> [Your instructions]: Switch every "column-header" to "col-header" in the rows below and write all the rows out again with everything else unchanged. Leave the pictures out of your answer.

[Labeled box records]

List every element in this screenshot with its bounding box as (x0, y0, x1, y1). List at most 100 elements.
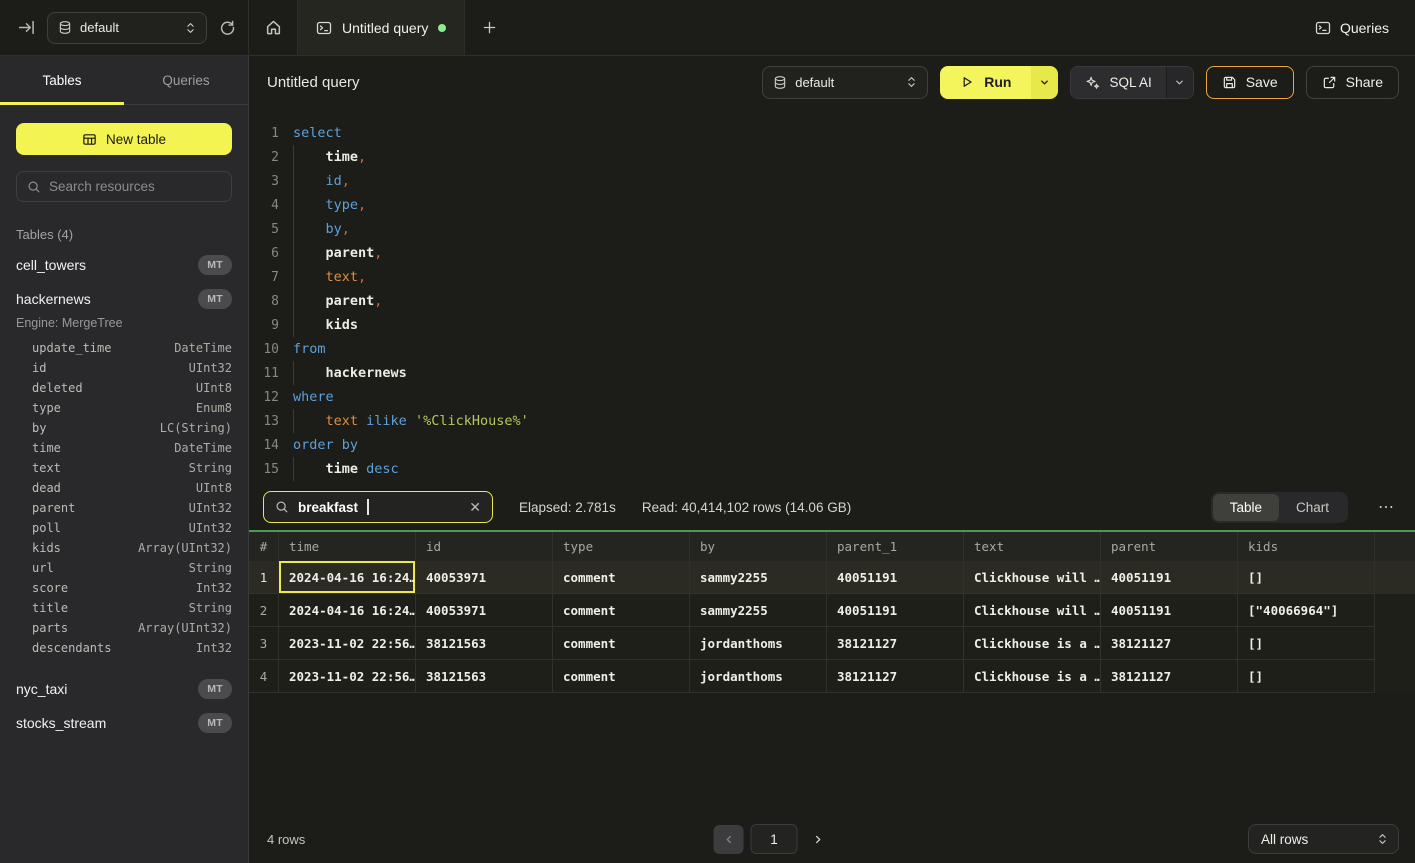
column-header-num[interactable]: # (249, 532, 279, 561)
column-header-time[interactable]: time (279, 532, 416, 561)
table-cell[interactable]: 40053971 (416, 561, 553, 594)
table-cell[interactable]: 2023-11-02 22:56… (279, 660, 416, 693)
save-button[interactable]: Save (1206, 66, 1294, 99)
prev-page-button[interactable] (714, 825, 744, 854)
table-cell[interactable]: 40051191 (827, 594, 964, 627)
table-cell[interactable]: 40051191 (1101, 561, 1238, 594)
table-cell[interactable]: Clickhouse is a … (964, 627, 1101, 660)
sql-ai-button[interactable]: SQL AI (1071, 67, 1165, 98)
table-cell[interactable]: 40053971 (416, 594, 553, 627)
table-cell[interactable]: [] (1238, 660, 1375, 693)
page-size-select[interactable]: All rows (1248, 824, 1399, 854)
clear-search-icon[interactable]: ✕ (469, 499, 481, 516)
table-header-row: #timeidtypebyparent_1textparentkids (249, 532, 1415, 561)
table-cell[interactable]: ["40066964"] (1238, 594, 1375, 627)
refresh-icon[interactable] (219, 19, 236, 36)
view-tab-table[interactable]: Table (1213, 494, 1279, 521)
table-cell[interactable]: 40051191 (1101, 594, 1238, 627)
sidebar-table-nyc_taxi[interactable]: nyc_taxiMT (0, 672, 248, 706)
query-database-select[interactable]: default (762, 66, 928, 99)
code-editor[interactable]: 1select2 time,3 id,4 type,5 by,6 parent,… (249, 108, 1415, 484)
table-cell[interactable]: 38121563 (416, 627, 553, 660)
table-cell[interactable]: sammy2255 (690, 561, 827, 594)
table-cell[interactable]: 2023-11-02 22:56… (279, 627, 416, 660)
code-line[interactable]: 13 text ilike '%ClickHouse%' (249, 409, 1415, 433)
table-cell[interactable]: Clickhouse is a … (964, 660, 1101, 693)
queries-label: Queries (1340, 20, 1389, 36)
table-cell[interactable]: comment (553, 627, 690, 660)
code-line[interactable]: 10from (249, 337, 1415, 361)
share-button[interactable]: Share (1306, 66, 1399, 99)
sidebar-table-stocks_stream[interactable]: stocks_streamMT (0, 706, 248, 740)
tab-untitled-query[interactable]: Untitled query (297, 0, 465, 55)
table-cell[interactable]: 2024-04-16 16:24… (279, 561, 416, 594)
row-number[interactable]: 4 (249, 660, 279, 693)
column-header-kids[interactable]: kids (1238, 532, 1375, 561)
column-header-type[interactable]: type (553, 532, 690, 561)
code-line[interactable]: 4 type, (249, 193, 1415, 217)
sidebar-table-cell_towers[interactable]: cell_towersMT (0, 248, 248, 282)
table-cell[interactable]: 40051191 (827, 561, 964, 594)
table-cell[interactable]: [] (1238, 561, 1375, 594)
row-number[interactable]: 3 (249, 627, 279, 660)
code-line[interactable]: 8 parent, (249, 289, 1415, 313)
sidebar-tab-tables[interactable]: Tables (0, 56, 124, 104)
code-line[interactable]: 6 parent, (249, 241, 1415, 265)
table-cell[interactable]: 38121563 (416, 660, 553, 693)
code-line[interactable]: 11 hackernews (249, 361, 1415, 385)
table-cell[interactable]: Clickhouse will … (964, 561, 1101, 594)
row-number[interactable]: 1 (249, 561, 279, 594)
column-header-text[interactable]: text (964, 532, 1101, 561)
table-cell[interactable]: 38121127 (1101, 627, 1238, 660)
table-cell[interactable]: Clickhouse will … (964, 594, 1101, 627)
table-cell[interactable]: jordanthoms (690, 660, 827, 693)
row-count: 4 rows (267, 832, 305, 847)
home-tab[interactable] (249, 0, 297, 55)
results-search-input[interactable]: breakfast ✕ (263, 491, 493, 523)
new-tab-button[interactable] (465, 0, 513, 55)
next-page-button[interactable] (805, 825, 831, 854)
code-line[interactable]: 1select (249, 121, 1415, 145)
run-options-button[interactable] (1031, 66, 1058, 99)
code-line[interactable]: 14order by (249, 433, 1415, 457)
more-options-icon[interactable]: ⋯ (1374, 497, 1399, 517)
new-table-button[interactable]: New table (16, 123, 232, 155)
code-text: parent, (293, 293, 382, 309)
view-tab-chart[interactable]: Chart (1279, 494, 1346, 521)
code-line[interactable]: 2 time, (249, 145, 1415, 169)
sql-ai-options-button[interactable] (1166, 67, 1193, 98)
table-cell[interactable]: comment (553, 561, 690, 594)
table-cell[interactable]: [] (1238, 627, 1375, 660)
page-number-input[interactable]: 1 (751, 824, 798, 854)
line-number: 9 (249, 318, 279, 333)
collapse-sidebar-icon[interactable] (18, 19, 35, 36)
topbar-database-select[interactable]: default (47, 12, 207, 44)
table-cell[interactable]: 38121127 (827, 660, 964, 693)
chevron-left-icon (723, 834, 734, 845)
code-line[interactable]: 12where (249, 385, 1415, 409)
table-cell[interactable]: 38121127 (1101, 660, 1238, 693)
code-line[interactable]: 9 kids (249, 313, 1415, 337)
run-button[interactable]: Run (940, 66, 1031, 99)
table-cell[interactable]: comment (553, 660, 690, 693)
code-line[interactable]: 15 time desc (249, 457, 1415, 481)
queries-button[interactable]: Queries (1303, 0, 1415, 55)
column-header-parent[interactable]: parent (1101, 532, 1238, 561)
table-cell[interactable]: comment (553, 594, 690, 627)
sidebar-tab-queries[interactable]: Queries (124, 56, 248, 104)
code-line[interactable]: 7 text, (249, 265, 1415, 289)
sidebar-search[interactable] (16, 171, 232, 202)
table-cell[interactable]: 2024-04-16 16:24… (279, 594, 416, 627)
run-label: Run (984, 74, 1011, 90)
table-cell[interactable]: sammy2255 (690, 594, 827, 627)
sidebar-table-hackernews[interactable]: hackernewsMT (0, 282, 248, 316)
sidebar-search-input[interactable] (49, 179, 221, 194)
row-number[interactable]: 2 (249, 594, 279, 627)
code-line[interactable]: 3 id, (249, 169, 1415, 193)
column-header-id[interactable]: id (416, 532, 553, 561)
table-cell[interactable]: jordanthoms (690, 627, 827, 660)
code-line[interactable]: 5 by, (249, 217, 1415, 241)
column-header-parent_1[interactable]: parent_1 (827, 532, 964, 561)
column-header-by[interactable]: by (690, 532, 827, 561)
table-cell[interactable]: 38121127 (827, 627, 964, 660)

> [Exercise solution]:
List every element in this screenshot with its bounding box as (x0, y0, x1, y1). List at most 100 elements.
col-header-num[interactable]: # (249, 532, 279, 561)
col-header-time[interactable]: time (279, 532, 416, 561)
table-cell[interactable]: 40053971 (416, 561, 553, 594)
table-cell[interactable]: 2023-11-02 22:56… (279, 660, 416, 693)
save-button[interactable]: Save (1206, 66, 1294, 99)
prev-page-button[interactable] (714, 825, 744, 854)
table-cell[interactable]: 40051191 (827, 594, 964, 627)
table-cell[interactable]: 40051191 (1101, 561, 1238, 594)
table-cell[interactable]: Clickhouse is a … (964, 627, 1101, 660)
sql-ai-button[interactable]: SQL AI (1071, 67, 1165, 98)
table-cell[interactable]: 40053971 (416, 594, 553, 627)
table-cell[interactable]: [] (1238, 660, 1375, 693)
page-size-select[interactable]: All rows (1248, 824, 1399, 854)
clear-search-icon[interactable]: ✕ (469, 499, 481, 516)
table-header-row: #timeidtypebyparent_1textparentkids (249, 532, 1415, 561)
table-cell[interactable]: ["40066964"] (1238, 594, 1375, 627)
refresh-icon[interactable] (219, 19, 236, 36)
view-tab-table[interactable]: Table (1213, 494, 1279, 521)
table-cell[interactable]: 40051191 (1101, 594, 1238, 627)
sidebar-table-nyc_taxi[interactable]: nyc_taxiMT (0, 672, 248, 706)
query-database-select[interactable]: default (762, 66, 928, 99)
code-editor[interactable]: 1select2 time,3 id,4 type,5 by,6 parent,… (249, 108, 1415, 484)
table-cell[interactable]: 38121563 (416, 627, 553, 660)
table-cell[interactable]: sammy2255 (690, 561, 827, 594)
table-cell[interactable]: 2023-11-02 22:56… (279, 627, 416, 660)
code-line[interactable]: 13 text ilike '%ClickHouse%' (249, 409, 1415, 433)
table-cell[interactable]: Clickhouse is a … (964, 660, 1101, 693)
queries-label: Queries (1340, 20, 1389, 36)
table-cell[interactable]: comment (553, 627, 690, 660)
code-line[interactable]: 10from (249, 337, 1415, 361)
share-button[interactable]: Share (1306, 66, 1399, 99)
sidebar-table-stocks_stream[interactable]: stocks_streamMT (0, 706, 248, 740)
tab-untitled-query[interactable]: Untitled query (297, 0, 465, 55)
table-cell[interactable]: 2024-04-16 16:24… (279, 561, 416, 594)
row-number[interactable]: 4 (249, 660, 279, 693)
col-header-kids[interactable]: kids (1238, 532, 1375, 561)
col-header-type[interactable]: type (553, 532, 690, 561)
code-line[interactable]: 4 type, (249, 193, 1415, 217)
sidebar-table-cell_towers[interactable]: cell_towersMT (0, 248, 248, 282)
table-cell[interactable]: 40051191 (827, 561, 964, 594)
table-cell[interactable]: [] (1238, 561, 1375, 594)
row-number[interactable]: 3 (249, 627, 279, 660)
code-line[interactable]: 8 parent, (249, 289, 1415, 313)
sidebar-tab-tables[interactable]: Tables (0, 56, 124, 104)
code-line[interactable]: 6 parent, (249, 241, 1415, 265)
table-cell[interactable]: 38121563 (416, 660, 553, 693)
code-line[interactable]: 11 hackernews (249, 361, 1415, 385)
table-cell[interactable]: Clickhouse will … (964, 561, 1101, 594)
row-number[interactable]: 1 (249, 561, 279, 594)
col-header-text[interactable]: text (964, 532, 1101, 561)
table-cell[interactable]: 38121127 (1101, 627, 1238, 660)
table-cell[interactable]: Clickhouse will … (964, 594, 1101, 627)
table-cell[interactable]: jordanthoms (690, 660, 827, 693)
row-count: 4 rows (267, 832, 305, 847)
home-tab[interactable] (249, 0, 297, 55)
results-search-input[interactable]: breakfast ✕ (263, 491, 493, 523)
new-tab-button[interactable] (465, 0, 513, 55)
next-page-button[interactable] (805, 825, 831, 854)
code-line[interactable]: 1select (249, 121, 1415, 145)
run-options-button[interactable] (1031, 66, 1058, 99)
code-line[interactable]: 14order by (249, 433, 1415, 457)
more-options-icon[interactable]: ⋯ (1374, 497, 1399, 517)
new-table-button[interactable]: New table (16, 123, 232, 155)
code-text: parent, (293, 293, 382, 309)
view-tab-chart[interactable]: Chart (1279, 494, 1346, 521)
code-line[interactable]: 2 time, (249, 145, 1415, 169)
sql-ai-options-button[interactable] (1166, 67, 1193, 98)
table-cell[interactable]: comment (553, 561, 690, 594)
table-cell[interactable]: [] (1238, 627, 1375, 660)
page-number-input[interactable]: 1 (751, 824, 798, 854)
line-number: 9 (249, 318, 279, 333)
collapse-sidebar-icon[interactable] (18, 19, 35, 36)
topbar-database-select[interactable]: default (47, 12, 207, 44)
table-cell[interactable]: 38121127 (827, 660, 964, 693)
chevron-left-icon (723, 834, 734, 845)
code-line[interactable]: 12where (249, 385, 1415, 409)
table-cell[interactable]: 38121127 (1101, 660, 1238, 693)
code-line[interactable]: 9 kids (249, 313, 1415, 337)
run-button[interactable]: Run (940, 66, 1031, 99)
table-cell[interactable]: comment (553, 660, 690, 693)
code-line[interactable]: 15 time desc (249, 457, 1415, 481)
queries-button[interactable]: Queries (1303, 0, 1415, 55)
col-header-parent[interactable]: parent (1101, 532, 1238, 561)
table-cell[interactable]: comment (553, 594, 690, 627)
sidebar-tab-queries[interactable]: Queries (124, 56, 248, 104)
code-line[interactable]: 7 text, (249, 265, 1415, 289)
sidebar-search[interactable] (16, 171, 232, 202)
table-cell[interactable]: 2024-04-16 16:24… (279, 594, 416, 627)
run-label: Run (984, 74, 1011, 90)
table-cell[interactable]: sammy2255 (690, 594, 827, 627)
sidebar-table-hackernews[interactable]: hackernewsMT (0, 282, 248, 316)
sidebar-search-input[interactable] (49, 179, 221, 194)
row-number[interactable]: 2 (249, 594, 279, 627)
code-line[interactable]: 3 id, (249, 169, 1415, 193)
col-header-id[interactable]: id (416, 532, 553, 561)
table-cell[interactable]: jordanthoms (690, 627, 827, 660)
code-line[interactable]: 5 by, (249, 217, 1415, 241)
col-header-parent_1[interactable]: parent_1 (827, 532, 964, 561)
col-header-by[interactable]: by (690, 532, 827, 561)
table-cell[interactable]: 38121127 (827, 627, 964, 660)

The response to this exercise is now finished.